▸ Brief:
Among the lines below, count those with "دامن". Give only the number.

══════

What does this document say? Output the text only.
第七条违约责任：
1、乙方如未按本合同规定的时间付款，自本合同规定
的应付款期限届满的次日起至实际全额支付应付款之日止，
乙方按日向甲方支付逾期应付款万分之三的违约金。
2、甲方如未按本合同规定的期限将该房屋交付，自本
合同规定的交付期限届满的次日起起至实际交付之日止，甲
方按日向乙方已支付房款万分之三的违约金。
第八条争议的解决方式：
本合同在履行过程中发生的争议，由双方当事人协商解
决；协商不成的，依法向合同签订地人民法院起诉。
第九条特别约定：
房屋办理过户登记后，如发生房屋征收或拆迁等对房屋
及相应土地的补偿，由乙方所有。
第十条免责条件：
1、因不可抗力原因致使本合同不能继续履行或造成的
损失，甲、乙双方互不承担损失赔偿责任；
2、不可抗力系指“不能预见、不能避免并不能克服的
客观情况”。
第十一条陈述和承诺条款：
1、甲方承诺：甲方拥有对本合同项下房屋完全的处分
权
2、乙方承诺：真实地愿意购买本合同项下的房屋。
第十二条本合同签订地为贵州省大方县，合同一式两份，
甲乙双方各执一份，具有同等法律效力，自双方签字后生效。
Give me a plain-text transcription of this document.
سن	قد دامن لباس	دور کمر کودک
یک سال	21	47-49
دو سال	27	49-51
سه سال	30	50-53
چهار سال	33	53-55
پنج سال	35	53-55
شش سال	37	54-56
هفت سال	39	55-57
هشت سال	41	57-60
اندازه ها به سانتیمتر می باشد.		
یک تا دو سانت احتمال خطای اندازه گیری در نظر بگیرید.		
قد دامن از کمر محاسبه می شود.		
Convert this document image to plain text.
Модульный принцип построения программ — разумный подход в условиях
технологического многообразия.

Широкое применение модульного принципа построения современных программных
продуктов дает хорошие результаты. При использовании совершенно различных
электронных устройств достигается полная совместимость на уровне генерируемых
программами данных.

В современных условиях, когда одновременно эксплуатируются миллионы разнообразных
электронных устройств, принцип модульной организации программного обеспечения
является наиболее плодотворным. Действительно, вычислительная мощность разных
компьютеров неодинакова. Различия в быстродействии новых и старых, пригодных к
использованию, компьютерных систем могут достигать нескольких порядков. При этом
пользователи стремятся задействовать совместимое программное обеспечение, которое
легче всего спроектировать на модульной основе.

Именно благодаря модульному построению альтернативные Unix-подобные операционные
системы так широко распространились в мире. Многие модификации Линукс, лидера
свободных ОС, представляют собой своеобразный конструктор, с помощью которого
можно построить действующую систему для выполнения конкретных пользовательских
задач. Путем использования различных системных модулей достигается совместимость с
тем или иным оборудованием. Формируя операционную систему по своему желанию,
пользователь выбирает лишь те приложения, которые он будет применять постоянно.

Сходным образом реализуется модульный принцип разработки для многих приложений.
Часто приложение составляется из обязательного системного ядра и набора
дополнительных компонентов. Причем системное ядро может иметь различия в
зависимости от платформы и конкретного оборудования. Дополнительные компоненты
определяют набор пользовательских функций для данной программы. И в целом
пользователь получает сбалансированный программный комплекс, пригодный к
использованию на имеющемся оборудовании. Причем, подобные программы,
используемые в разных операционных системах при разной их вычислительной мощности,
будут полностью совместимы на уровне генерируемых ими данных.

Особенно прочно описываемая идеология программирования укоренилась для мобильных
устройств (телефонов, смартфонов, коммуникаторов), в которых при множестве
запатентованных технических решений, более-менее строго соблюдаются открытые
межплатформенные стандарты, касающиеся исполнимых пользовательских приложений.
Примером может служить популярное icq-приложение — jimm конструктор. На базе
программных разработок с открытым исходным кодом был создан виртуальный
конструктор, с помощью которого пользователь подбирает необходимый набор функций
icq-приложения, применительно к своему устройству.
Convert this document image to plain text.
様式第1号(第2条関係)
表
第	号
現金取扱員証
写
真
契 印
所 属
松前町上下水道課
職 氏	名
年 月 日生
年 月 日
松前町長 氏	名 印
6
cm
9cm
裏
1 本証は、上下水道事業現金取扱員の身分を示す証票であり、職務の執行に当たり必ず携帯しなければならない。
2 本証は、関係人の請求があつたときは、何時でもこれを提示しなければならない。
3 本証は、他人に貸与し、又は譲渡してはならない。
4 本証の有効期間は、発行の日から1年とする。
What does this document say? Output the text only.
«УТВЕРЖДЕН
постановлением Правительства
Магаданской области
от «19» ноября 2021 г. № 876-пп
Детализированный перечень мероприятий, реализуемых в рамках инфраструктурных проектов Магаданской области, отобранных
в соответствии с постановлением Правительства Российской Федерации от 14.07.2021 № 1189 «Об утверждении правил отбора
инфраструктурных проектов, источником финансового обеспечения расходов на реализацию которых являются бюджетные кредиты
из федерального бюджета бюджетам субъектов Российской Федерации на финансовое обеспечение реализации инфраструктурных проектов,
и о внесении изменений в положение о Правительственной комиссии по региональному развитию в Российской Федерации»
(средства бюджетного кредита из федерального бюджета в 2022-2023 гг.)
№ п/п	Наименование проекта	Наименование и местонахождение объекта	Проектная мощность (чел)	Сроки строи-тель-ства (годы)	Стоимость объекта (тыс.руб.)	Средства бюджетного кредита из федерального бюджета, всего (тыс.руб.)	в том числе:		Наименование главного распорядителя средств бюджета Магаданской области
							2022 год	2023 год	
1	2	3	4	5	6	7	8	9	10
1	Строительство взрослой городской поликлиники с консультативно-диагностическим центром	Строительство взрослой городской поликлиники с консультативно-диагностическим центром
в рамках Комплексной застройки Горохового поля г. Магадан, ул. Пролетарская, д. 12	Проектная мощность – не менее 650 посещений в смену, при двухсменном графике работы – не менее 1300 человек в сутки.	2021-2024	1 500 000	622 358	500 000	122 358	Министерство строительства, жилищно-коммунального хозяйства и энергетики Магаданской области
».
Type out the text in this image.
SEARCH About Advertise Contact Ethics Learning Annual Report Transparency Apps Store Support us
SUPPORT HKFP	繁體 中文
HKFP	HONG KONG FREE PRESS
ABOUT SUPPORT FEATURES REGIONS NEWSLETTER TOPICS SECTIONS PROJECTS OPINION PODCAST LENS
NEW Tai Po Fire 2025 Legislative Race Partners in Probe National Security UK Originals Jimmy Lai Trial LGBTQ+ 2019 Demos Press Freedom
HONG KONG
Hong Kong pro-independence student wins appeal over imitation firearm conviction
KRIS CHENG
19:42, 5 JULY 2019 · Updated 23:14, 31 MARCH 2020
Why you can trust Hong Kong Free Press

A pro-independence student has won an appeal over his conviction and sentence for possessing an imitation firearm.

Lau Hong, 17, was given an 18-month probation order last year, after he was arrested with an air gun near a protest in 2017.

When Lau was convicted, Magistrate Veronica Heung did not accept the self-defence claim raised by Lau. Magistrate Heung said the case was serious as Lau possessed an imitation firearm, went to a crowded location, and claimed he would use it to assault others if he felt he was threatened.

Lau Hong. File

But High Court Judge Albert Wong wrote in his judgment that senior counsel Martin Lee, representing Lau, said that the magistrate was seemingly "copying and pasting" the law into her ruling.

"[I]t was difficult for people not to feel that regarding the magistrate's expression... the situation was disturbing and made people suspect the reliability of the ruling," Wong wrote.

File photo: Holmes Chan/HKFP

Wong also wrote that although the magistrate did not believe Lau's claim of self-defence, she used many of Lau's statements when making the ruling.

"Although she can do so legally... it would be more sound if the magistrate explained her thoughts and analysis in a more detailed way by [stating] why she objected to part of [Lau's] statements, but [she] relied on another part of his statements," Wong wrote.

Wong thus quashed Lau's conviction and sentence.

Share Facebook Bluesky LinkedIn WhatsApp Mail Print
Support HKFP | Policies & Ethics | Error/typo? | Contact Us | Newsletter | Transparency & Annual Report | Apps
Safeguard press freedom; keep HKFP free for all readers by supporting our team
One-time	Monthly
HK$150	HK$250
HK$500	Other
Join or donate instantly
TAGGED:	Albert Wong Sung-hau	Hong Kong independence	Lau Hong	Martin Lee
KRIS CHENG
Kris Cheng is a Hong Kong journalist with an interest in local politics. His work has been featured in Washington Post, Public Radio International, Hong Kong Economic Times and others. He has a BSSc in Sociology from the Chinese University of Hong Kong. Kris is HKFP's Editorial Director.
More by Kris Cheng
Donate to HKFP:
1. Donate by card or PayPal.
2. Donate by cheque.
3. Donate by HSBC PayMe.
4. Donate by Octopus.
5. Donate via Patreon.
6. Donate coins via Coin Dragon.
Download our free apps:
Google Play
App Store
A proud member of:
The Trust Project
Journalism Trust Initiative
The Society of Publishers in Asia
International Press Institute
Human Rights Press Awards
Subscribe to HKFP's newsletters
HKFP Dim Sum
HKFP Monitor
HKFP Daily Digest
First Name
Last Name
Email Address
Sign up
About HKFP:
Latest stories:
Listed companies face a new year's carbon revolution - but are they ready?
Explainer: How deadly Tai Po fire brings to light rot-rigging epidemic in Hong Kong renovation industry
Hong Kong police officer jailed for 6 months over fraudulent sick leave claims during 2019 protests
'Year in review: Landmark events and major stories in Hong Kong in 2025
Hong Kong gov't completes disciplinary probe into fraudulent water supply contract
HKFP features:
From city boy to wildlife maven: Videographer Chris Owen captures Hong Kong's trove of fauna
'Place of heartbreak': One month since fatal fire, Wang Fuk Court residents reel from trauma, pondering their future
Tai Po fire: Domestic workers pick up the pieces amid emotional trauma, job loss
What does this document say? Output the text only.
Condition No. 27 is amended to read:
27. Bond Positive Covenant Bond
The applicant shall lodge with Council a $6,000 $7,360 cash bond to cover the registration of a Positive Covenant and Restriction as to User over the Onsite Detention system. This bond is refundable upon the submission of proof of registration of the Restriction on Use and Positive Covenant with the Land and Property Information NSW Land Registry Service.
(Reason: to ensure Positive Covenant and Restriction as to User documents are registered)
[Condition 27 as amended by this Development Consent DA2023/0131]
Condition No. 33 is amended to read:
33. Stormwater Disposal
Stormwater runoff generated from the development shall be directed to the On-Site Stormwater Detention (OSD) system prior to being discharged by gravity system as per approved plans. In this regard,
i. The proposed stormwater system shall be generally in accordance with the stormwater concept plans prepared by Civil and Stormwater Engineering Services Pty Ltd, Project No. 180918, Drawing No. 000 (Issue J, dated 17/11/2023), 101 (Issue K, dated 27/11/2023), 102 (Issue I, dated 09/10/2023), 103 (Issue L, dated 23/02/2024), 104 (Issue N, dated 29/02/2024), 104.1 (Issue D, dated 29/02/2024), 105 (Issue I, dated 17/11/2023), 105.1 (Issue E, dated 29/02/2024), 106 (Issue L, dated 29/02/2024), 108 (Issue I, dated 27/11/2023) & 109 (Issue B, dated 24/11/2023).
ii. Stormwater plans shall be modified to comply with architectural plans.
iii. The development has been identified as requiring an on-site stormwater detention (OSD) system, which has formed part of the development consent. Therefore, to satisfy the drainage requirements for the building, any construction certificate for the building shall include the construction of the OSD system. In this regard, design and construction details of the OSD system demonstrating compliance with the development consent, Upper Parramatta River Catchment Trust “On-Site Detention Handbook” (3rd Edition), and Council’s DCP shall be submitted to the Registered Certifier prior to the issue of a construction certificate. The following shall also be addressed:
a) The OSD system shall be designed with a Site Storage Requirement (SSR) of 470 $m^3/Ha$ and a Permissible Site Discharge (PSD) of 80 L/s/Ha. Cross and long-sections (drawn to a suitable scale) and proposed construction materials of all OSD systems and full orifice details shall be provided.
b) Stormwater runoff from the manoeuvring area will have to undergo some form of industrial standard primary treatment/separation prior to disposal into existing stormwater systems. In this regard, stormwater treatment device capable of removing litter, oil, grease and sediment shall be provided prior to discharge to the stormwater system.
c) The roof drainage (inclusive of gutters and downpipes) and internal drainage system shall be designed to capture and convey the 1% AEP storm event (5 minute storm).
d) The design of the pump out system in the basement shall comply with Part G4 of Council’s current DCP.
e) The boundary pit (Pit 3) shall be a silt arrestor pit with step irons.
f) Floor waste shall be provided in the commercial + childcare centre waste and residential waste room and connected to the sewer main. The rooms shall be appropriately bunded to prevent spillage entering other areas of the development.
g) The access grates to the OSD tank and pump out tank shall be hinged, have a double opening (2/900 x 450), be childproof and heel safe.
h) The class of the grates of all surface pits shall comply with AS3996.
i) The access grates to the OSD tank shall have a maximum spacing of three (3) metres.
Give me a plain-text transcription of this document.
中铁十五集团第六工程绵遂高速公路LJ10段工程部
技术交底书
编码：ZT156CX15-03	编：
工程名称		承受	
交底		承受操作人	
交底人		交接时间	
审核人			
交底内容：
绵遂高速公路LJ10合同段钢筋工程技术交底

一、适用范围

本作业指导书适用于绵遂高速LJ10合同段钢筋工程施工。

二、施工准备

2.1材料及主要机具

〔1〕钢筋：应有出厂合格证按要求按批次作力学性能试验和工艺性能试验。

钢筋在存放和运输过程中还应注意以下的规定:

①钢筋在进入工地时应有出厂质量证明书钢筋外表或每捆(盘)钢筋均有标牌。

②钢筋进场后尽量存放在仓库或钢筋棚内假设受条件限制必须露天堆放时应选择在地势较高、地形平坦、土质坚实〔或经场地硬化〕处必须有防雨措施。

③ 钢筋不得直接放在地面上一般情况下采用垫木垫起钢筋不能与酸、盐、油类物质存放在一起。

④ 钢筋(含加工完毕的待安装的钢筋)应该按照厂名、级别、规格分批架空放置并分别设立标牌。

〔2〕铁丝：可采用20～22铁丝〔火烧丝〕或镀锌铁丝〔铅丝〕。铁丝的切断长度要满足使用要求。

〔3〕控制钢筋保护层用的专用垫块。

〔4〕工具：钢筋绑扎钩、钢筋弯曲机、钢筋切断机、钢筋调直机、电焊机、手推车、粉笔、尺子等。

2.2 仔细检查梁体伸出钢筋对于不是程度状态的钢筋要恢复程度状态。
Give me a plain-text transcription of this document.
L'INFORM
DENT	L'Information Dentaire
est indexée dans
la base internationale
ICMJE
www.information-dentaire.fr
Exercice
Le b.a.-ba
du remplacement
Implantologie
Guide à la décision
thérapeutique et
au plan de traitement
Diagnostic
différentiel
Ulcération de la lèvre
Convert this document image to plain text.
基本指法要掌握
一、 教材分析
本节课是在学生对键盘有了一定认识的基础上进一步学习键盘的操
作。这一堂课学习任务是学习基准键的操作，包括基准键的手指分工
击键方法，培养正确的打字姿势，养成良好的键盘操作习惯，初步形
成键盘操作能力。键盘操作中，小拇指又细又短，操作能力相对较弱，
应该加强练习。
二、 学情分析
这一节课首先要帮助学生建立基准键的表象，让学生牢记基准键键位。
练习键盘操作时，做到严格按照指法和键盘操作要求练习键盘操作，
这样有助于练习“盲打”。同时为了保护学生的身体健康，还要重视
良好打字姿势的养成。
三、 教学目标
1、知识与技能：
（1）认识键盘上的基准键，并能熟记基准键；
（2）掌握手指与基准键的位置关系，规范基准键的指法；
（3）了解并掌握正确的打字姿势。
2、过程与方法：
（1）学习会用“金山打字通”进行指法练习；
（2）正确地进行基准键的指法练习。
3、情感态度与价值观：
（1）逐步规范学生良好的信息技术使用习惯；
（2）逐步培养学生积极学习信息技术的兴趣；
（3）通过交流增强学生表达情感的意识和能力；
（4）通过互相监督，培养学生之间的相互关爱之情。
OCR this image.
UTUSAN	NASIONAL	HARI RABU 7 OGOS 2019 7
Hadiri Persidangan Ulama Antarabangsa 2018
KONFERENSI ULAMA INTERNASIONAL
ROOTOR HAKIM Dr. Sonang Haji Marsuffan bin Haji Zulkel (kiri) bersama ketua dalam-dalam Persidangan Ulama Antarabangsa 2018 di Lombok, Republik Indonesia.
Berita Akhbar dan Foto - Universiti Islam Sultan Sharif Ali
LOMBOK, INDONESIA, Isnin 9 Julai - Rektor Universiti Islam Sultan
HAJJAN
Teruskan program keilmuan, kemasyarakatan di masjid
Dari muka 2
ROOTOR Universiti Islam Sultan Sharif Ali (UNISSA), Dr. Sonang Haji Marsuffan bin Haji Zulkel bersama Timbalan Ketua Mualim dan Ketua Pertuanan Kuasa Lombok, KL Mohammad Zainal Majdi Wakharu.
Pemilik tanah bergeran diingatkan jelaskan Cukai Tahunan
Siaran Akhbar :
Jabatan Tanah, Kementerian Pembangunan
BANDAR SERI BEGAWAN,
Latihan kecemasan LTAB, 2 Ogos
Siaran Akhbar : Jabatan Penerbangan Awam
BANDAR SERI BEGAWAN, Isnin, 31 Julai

══════

▸ Expected answer:
2